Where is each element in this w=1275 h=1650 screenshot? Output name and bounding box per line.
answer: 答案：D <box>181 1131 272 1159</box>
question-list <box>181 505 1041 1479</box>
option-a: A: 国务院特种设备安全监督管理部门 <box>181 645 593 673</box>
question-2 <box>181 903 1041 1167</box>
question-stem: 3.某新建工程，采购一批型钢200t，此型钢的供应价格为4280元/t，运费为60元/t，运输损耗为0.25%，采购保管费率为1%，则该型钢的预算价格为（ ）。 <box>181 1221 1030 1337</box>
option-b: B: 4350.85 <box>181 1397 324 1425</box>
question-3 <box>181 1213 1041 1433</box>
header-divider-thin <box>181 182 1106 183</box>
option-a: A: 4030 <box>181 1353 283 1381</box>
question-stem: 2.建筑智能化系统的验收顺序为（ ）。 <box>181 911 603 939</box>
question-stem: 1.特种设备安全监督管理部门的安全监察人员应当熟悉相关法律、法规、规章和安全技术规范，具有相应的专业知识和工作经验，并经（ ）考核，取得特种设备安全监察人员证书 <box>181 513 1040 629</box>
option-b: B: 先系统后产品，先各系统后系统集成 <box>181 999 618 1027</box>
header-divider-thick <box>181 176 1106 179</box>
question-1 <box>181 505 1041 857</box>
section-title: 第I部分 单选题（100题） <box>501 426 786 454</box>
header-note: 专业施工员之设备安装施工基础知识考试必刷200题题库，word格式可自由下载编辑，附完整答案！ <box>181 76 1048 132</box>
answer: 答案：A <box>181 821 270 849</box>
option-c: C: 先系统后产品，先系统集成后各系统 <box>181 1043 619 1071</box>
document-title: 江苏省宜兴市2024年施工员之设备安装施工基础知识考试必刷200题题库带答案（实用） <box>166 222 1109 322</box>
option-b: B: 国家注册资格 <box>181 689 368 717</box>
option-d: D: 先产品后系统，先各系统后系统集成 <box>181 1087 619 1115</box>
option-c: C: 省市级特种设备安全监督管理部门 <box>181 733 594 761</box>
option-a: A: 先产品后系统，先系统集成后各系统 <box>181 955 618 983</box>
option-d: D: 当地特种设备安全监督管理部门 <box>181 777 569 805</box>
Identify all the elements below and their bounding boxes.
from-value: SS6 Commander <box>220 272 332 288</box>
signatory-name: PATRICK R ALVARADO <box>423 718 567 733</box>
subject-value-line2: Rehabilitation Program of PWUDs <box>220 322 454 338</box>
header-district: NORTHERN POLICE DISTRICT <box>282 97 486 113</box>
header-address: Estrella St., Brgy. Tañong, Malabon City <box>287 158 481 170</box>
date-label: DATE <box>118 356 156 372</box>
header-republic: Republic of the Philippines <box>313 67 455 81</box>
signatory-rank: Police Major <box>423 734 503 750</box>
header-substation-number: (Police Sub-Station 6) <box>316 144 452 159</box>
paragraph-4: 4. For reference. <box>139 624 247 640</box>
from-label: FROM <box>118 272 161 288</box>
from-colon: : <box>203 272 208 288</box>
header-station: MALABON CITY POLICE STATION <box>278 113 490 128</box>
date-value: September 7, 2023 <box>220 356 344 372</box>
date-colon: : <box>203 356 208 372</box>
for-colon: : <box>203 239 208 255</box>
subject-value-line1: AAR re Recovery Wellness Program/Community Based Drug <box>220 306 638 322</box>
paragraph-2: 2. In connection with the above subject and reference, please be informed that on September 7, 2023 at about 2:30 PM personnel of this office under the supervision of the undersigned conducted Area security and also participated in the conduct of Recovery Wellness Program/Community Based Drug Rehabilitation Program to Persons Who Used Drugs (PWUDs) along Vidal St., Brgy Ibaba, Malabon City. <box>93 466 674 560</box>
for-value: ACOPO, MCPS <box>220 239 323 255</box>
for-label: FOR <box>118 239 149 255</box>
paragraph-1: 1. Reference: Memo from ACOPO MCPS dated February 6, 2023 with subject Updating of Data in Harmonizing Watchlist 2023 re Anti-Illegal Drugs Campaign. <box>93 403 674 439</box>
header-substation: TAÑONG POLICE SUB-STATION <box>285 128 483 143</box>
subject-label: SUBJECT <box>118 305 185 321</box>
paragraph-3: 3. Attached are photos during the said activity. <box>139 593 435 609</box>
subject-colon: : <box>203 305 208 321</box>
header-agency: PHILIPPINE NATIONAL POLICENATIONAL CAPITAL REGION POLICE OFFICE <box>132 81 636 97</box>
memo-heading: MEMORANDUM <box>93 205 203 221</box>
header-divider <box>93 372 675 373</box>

Brief: Copy every line of the material above word for word, with no changes.

Solution to the exercise:
Where is each element in this w=1275 h=1650 screenshot? Output name and bounding box per line.
answer: 答案：D <box>181 1131 272 1159</box>
question-list <box>181 505 1041 1479</box>
option-a: A: 国务院特种设备安全监督管理部门 <box>181 645 593 673</box>
question-2 <box>181 903 1041 1167</box>
question-stem: 3.某新建工程，采购一批型钢200t，此型钢的供应价格为4280元/t，运费为60元/t，运输损耗为0.25%，采购保管费率为1%，则该型钢的预算价格为（ ）。 <box>181 1221 1030 1337</box>
option-b: B: 4350.85 <box>181 1397 324 1425</box>
question-3 <box>181 1213 1041 1433</box>
header-divider-thin <box>181 182 1106 183</box>
option-a: A: 4030 <box>181 1353 283 1381</box>
question-stem: 2.建筑智能化系统的验收顺序为（ ）。 <box>181 911 603 939</box>
question-stem: 1.特种设备安全监督管理部门的安全监察人员应当熟悉相关法律、法规、规章和安全技术规范，具有相应的专业知识和工作经验，并经（ ）考核，取得特种设备安全监察人员证书 <box>181 513 1040 629</box>
option-b: B: 先系统后产品，先各系统后系统集成 <box>181 999 618 1027</box>
header-divider-thick <box>181 176 1106 179</box>
question-1 <box>181 505 1041 857</box>
section-title: 第I部分 单选题（100题） <box>501 426 786 454</box>
header-note: 专业施工员之设备安装施工基础知识考试必刷200题题库，word格式可自由下载编辑，附完整答案！ <box>181 76 1048 132</box>
answer: 答案：A <box>181 821 270 849</box>
option-c: C: 先系统后产品，先系统集成后各系统 <box>181 1043 619 1071</box>
document-title: 江苏省宜兴市2024年施工员之设备安装施工基础知识考试必刷200题题库带答案（实用） <box>166 222 1109 322</box>
option-b: B: 国家注册资格 <box>181 689 368 717</box>
option-d: D: 先产品后系统，先各系统后系统集成 <box>181 1087 619 1115</box>
option-c: C: 省市级特种设备安全监督管理部门 <box>181 733 594 761</box>
option-a: A: 先产品后系统，先系统集成后各系统 <box>181 955 618 983</box>
option-d: D: 当地特种设备安全监督管理部门 <box>181 777 569 805</box>
Identify all the elements below and their bounding boxes.
from-value: SS6 Commander <box>220 272 332 288</box>
signatory-name: PATRICK R ALVARADO <box>423 718 567 733</box>
subject-value-line2: Rehabilitation Program of PWUDs <box>220 322 454 338</box>
header-district: NORTHERN POLICE DISTRICT <box>282 97 486 113</box>
header-address: Estrella St., Brgy. Tañong, Malabon City <box>287 158 481 170</box>
date-label: DATE <box>118 356 156 372</box>
header-republic: Republic of the Philippines <box>313 67 455 81</box>
signatory-rank: Police Major <box>423 734 503 750</box>
header-substation-number: (Police Sub-Station 6) <box>316 144 452 159</box>
paragraph-4: 4. For reference. <box>139 624 247 640</box>
from-label: FROM <box>118 272 161 288</box>
from-colon: : <box>203 272 208 288</box>
header-station: MALABON CITY POLICE STATION <box>278 113 490 128</box>
date-value: September 7, 2023 <box>220 356 344 372</box>
date-colon: : <box>203 356 208 372</box>
for-colon: : <box>203 239 208 255</box>
subject-value-line1: AAR re Recovery Wellness Program/Community Based Drug <box>220 306 638 322</box>
paragraph-2: 2. In connection with the above subject and reference, please be informed that on September 7, 2023 at about 2:30 PM personnel of this office under the supervision of the undersigned conducted Area security and also participated in the conduct of Recovery Wellness Program/Community Based Drug Rehabilitation Program to Persons Who Used Drugs (PWUDs) along Vidal St., Brgy Ibaba, Malabon City. <box>93 466 674 560</box>
for-value: ACOPO, MCPS <box>220 239 323 255</box>
for-label: FOR <box>118 239 149 255</box>
paragraph-1: 1. Reference: Memo from ACOPO MCPS dated February 6, 2023 with subject Updating of Data in Harmonizing Watchlist 2023 re Anti-Illegal Drugs Campaign. <box>93 403 674 439</box>
header-substation: TAÑONG POLICE SUB-STATION <box>285 128 483 143</box>
subject-label: SUBJECT <box>118 305 185 321</box>
paragraph-3: 3. Attached are photos during the said activity. <box>139 593 435 609</box>
subject-colon: : <box>203 305 208 321</box>
header-agency: PHILIPPINE NATIONAL POLICENATIONAL CAPITAL REGION POLICE OFFICE <box>132 81 636 97</box>
memo-heading: MEMORANDUM <box>93 205 203 221</box>
header-divider <box>93 372 675 373</box>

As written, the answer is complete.